── Supplied material

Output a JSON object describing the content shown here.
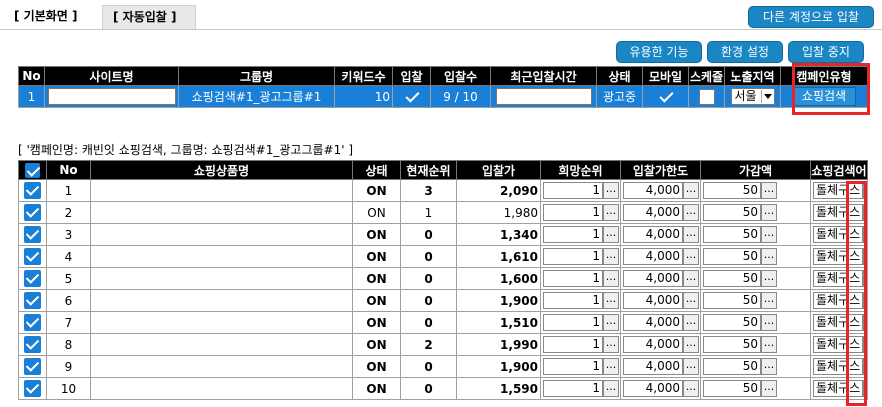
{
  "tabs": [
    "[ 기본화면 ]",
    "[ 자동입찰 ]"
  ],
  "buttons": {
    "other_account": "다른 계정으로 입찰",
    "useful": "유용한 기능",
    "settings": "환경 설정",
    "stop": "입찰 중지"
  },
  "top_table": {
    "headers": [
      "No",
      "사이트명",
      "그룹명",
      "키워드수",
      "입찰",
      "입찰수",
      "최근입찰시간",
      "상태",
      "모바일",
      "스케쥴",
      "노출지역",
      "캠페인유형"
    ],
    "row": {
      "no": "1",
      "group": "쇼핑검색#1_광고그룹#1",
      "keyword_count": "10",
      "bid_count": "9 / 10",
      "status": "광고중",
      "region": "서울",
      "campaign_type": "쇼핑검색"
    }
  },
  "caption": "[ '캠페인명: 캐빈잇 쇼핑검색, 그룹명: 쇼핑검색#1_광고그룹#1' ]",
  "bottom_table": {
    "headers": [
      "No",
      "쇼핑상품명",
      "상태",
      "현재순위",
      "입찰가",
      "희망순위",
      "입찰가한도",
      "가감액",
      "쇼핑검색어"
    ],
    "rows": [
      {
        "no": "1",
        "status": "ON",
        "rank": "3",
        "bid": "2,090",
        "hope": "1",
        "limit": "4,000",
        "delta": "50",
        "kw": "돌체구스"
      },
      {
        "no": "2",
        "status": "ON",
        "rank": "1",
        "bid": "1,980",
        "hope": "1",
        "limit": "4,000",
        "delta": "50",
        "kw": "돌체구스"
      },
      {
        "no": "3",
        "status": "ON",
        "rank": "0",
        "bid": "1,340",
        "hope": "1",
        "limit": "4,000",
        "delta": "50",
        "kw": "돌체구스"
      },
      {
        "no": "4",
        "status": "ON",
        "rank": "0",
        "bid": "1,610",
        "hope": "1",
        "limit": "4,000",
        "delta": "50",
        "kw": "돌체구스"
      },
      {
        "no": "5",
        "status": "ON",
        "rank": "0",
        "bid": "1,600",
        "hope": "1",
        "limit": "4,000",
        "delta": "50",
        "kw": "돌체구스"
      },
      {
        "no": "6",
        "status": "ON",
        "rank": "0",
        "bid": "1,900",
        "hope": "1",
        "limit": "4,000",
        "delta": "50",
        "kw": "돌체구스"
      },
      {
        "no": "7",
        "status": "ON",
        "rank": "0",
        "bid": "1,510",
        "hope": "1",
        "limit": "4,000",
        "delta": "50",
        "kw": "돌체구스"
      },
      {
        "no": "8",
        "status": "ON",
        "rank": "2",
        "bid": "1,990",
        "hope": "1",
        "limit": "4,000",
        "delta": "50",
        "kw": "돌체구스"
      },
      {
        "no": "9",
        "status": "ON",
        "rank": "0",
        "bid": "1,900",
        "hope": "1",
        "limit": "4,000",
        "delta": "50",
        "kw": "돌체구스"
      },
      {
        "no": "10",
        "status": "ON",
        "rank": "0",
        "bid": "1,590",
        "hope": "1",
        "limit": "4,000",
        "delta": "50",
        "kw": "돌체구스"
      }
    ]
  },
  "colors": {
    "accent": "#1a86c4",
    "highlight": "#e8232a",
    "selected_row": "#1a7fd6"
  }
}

────

Exercise objective:
The pictures should not be reproduced; quote all of the other material exactly.

Task solution:
Output a JSON object describing the content shown here.
{
  "tabs": [
    "[ 기본화면 ]",
    "[ 자동입찰 ]"
  ],
  "buttons": {
    "other_account": "다른 계정으로 입찰",
    "useful": "유용한 기능",
    "settings": "환경 설정",
    "stop": "입찰 중지"
  },
  "top_table": {
    "headers": [
      "No",
      "사이트명",
      "그룹명",
      "키워드수",
      "입찰",
      "입찰수",
      "최근입찰시간",
      "상태",
      "모바일",
      "스케쥴",
      "노출지역",
      "캠페인유형"
    ],
    "row": {
      "no": "1",
      "group": "쇼핑검색#1_광고그룹#1",
      "keyword_count": "10",
      "bid_count": "9 / 10",
      "status": "광고중",
      "region": "서울",
      "campaign_type": "쇼핑검색"
    }
  },
  "caption": "[ '캠페인명: 캐빈잇 쇼핑검색, 그룹명: 쇼핑검색#1_광고그룹#1' ]",
  "bottom_table": {
    "headers": [
      "No",
      "쇼핑상품명",
      "상태",
      "현재순위",
      "입찰가",
      "희망순위",
      "입찰가한도",
      "가감액",
      "쇼핑검색어"
    ],
    "rows": [
      {
        "no": "1",
        "status": "ON",
        "rank": "3",
        "bid": "2,090",
        "hope": "1",
        "limit": "4,000",
        "delta": "50",
        "kw": "돌체구스"
      },
      {
        "no": "2",
        "status": "ON",
        "rank": "1",
        "bid": "1,980",
        "hope": "1",
        "limit": "4,000",
        "delta": "50",
        "kw": "돌체구스"
      },
      {
        "no": "3",
        "status": "ON",
        "rank": "0",
        "bid": "1,340",
        "hope": "1",
        "limit": "4,000",
        "delta": "50",
        "kw": "돌체구스"
      },
      {
        "no": "4",
        "status": "ON",
        "rank": "0",
        "bid": "1,610",
        "hope": "1",
        "limit": "4,000",
        "delta": "50",
        "kw": "돌체구스"
      },
      {
        "no": "5",
        "status": "ON",
        "rank": "0",
        "bid": "1,600",
        "hope": "1",
        "limit": "4,000",
        "delta": "50",
        "kw": "돌체구스"
      },
      {
        "no": "6",
        "status": "ON",
        "rank": "0",
        "bid": "1,900",
        "hope": "1",
        "limit": "4,000",
        "delta": "50",
        "kw": "돌체구스"
      },
      {
        "no": "7",
        "status": "ON",
        "rank": "0",
        "bid": "1,510",
        "hope": "1",
        "limit": "4,000",
        "delta": "50",
        "kw": "돌체구스"
      },
      {
        "no": "8",
        "status": "ON",
        "rank": "2",
        "bid": "1,990",
        "hope": "1",
        "limit": "4,000",
        "delta": "50",
        "kw": "돌체구스"
      },
      {
        "no": "9",
        "status": "ON",
        "rank": "0",
        "bid": "1,900",
        "hope": "1",
        "limit": "4,000",
        "delta": "50",
        "kw": "돌체구스"
      },
      {
        "no": "10",
        "status": "ON",
        "rank": "0",
        "bid": "1,590",
        "hope": "1",
        "limit": "4,000",
        "delta": "50",
        "kw": "돌체구스"
      }
    ]
  },
  "colors": {
    "accent": "#1a86c4",
    "highlight": "#e8232a",
    "selected_row": "#1a7fd6"
  }
}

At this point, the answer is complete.